◆ WHAT YOU HAVE TO DO ◆
From the entries that follow, list every line in which the string "convierte" appears.

◆ RAW RECORDS ◆
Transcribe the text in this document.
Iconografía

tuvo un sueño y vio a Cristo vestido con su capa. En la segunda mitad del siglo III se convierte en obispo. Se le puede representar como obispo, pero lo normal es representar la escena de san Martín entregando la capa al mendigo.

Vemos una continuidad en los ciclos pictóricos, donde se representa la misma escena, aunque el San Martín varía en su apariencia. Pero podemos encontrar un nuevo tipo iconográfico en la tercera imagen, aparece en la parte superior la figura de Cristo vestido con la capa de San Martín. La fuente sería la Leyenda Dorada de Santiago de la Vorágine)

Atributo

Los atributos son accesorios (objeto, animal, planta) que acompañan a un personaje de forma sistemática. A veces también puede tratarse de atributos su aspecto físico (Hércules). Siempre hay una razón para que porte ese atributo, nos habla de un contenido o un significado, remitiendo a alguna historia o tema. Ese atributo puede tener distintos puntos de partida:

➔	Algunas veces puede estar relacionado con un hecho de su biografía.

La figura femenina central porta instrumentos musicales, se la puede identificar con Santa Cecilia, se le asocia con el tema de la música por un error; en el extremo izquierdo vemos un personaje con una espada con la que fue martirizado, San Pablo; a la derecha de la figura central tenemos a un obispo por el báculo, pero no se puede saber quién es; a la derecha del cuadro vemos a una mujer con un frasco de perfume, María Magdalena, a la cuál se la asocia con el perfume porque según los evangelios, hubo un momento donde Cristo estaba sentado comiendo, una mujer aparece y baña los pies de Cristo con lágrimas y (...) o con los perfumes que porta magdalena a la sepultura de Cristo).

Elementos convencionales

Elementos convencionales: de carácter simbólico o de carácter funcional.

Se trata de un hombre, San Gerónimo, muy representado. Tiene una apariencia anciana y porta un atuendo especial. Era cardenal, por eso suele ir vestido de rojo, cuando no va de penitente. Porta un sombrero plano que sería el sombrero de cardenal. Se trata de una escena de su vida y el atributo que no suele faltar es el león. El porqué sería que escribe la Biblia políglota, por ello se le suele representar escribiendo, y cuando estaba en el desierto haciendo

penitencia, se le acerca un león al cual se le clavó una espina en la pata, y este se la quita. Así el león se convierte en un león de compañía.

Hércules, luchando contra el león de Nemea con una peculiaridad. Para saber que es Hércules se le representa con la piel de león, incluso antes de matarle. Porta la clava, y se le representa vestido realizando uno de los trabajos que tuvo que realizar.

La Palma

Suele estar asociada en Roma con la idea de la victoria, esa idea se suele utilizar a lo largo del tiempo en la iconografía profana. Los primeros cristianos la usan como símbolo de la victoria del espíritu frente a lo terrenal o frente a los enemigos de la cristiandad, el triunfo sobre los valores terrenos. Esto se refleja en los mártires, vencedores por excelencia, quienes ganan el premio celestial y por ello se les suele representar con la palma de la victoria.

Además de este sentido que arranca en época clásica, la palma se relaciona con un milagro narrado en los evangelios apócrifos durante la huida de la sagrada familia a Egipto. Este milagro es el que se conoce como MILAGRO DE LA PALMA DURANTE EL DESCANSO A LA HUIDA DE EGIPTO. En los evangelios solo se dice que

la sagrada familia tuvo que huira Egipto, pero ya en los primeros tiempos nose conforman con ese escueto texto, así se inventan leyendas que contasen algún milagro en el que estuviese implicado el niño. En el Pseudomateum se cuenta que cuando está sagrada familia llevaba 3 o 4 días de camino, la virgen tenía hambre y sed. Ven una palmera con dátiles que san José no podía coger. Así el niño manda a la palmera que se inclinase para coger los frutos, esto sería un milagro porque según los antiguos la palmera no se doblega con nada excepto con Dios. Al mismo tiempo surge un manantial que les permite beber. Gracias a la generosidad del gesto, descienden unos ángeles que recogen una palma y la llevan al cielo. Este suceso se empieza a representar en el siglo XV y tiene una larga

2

◆ RESULT BELOW ◆
tuvo un sueño y vio a Cristo vestido con su capa. En la segunda mitad del siglo III se convierte en obispo. Se le puede representar como obispo, pero lo normal es representar la escena de san Martín entregando la capa al mendigo.
penitencia, se le acerca un león al cual se le clavó una espina en la pata, y este se la quita. Así el león se convierte en un león de compañía.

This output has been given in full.